**** Listed records ****

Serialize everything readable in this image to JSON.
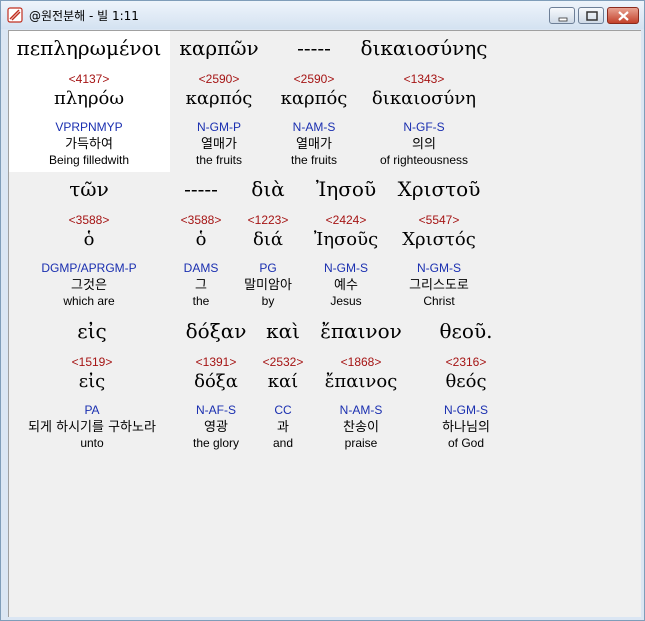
{
  "window": {
    "title": "@원전분해 - 빌 1:11",
    "icon": "app-logo-icon",
    "controls": [
      "minimize-icon",
      "maximize-icon",
      "close-icon"
    ],
    "selected_color": "#ffffff"
  },
  "rows": [
    {
      "words": [
        {
          "greek": "πεπληρωμένοι",
          "strong": "<4137>",
          "lemma": "πληρόω",
          "parse": "VPRPNMYP",
          "korean": "가득하여",
          "english": "Being filledwith"
        },
        {
          "greek": "καρπῶν",
          "strong": "<2590>",
          "lemma": "καρπός",
          "parse": "N-GM-P",
          "korean": "열매가",
          "english": "the fruits"
        },
        {
          "greek": "-----",
          "strong": "<2590>",
          "lemma": "καρπός",
          "parse": "N-AM-S",
          "korean": "열매가",
          "english": "the fruits"
        },
        {
          "greek": "δικαιοσύνης",
          "strong": "<1343>",
          "lemma": "δικαιοσύνη",
          "parse": "N-GF-S",
          "korean": "의의",
          "english": "of righteousness"
        }
      ]
    },
    {
      "words": [
        {
          "greek": "τῶν",
          "strong": "<3588>",
          "lemma": "ὁ",
          "parse": "DGMP/APRGM-P",
          "korean": "그것은",
          "english": "which are"
        },
        {
          "greek": "-----",
          "strong": "<3588>",
          "lemma": "ὁ",
          "parse": "DAMS",
          "korean": "그",
          "english": "the"
        },
        {
          "greek": "διὰ",
          "strong": "<1223>",
          "lemma": "διά",
          "parse": "PG",
          "korean": "말미암아",
          "english": "by"
        },
        {
          "greek": "Ἰησοῦ",
          "strong": "<2424>",
          "lemma": "Ἰησοῦς",
          "parse": "N-GM-S",
          "korean": "예수",
          "english": "Jesus"
        },
        {
          "greek": "Χριστοῦ",
          "strong": "<5547>",
          "lemma": "Χριστός",
          "parse": "N-GM-S",
          "korean": "그리스도로",
          "english": "Christ"
        }
      ]
    },
    {
      "words": [
        {
          "greek": "εἰς",
          "strong": "<1519>",
          "lemma": "εἰς",
          "parse": "PA",
          "korean": "되게 하시기를 구하노라",
          "english": "unto"
        },
        {
          "greek": "δόξαν",
          "strong": "<1391>",
          "lemma": "δόξα",
          "parse": "N-AF-S",
          "korean": "영광",
          "english": "the glory"
        },
        {
          "greek": "καὶ",
          "strong": "<2532>",
          "lemma": "καί",
          "parse": "CC",
          "korean": "과",
          "english": "and"
        },
        {
          "greek": "ἔπαινον",
          "strong": "<1868>",
          "lemma": "ἔπαινος",
          "parse": "N-AM-S",
          "korean": "찬송이",
          "english": "praise"
        },
        {
          "greek": "θεοῦ.",
          "strong": "<2316>",
          "lemma": "θεός",
          "parse": "N-GM-S",
          "korean": "하나님의",
          "english": "of God"
        }
      ]
    }
  ]
}
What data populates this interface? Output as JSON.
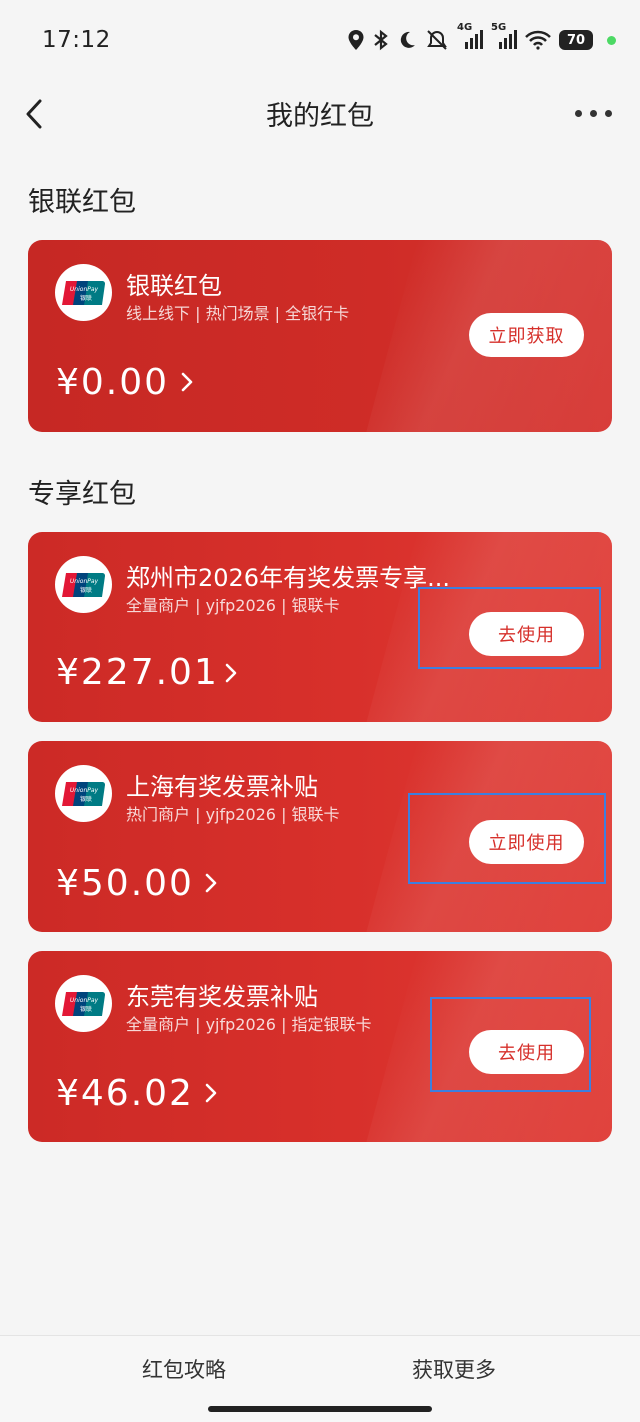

****

### [Exercise brief]
Copy out every line with the word "JSON".

### [Answer to this exercise]
Serialize everything readable in this image to JSON.
What data populates this interface? Output as JSON.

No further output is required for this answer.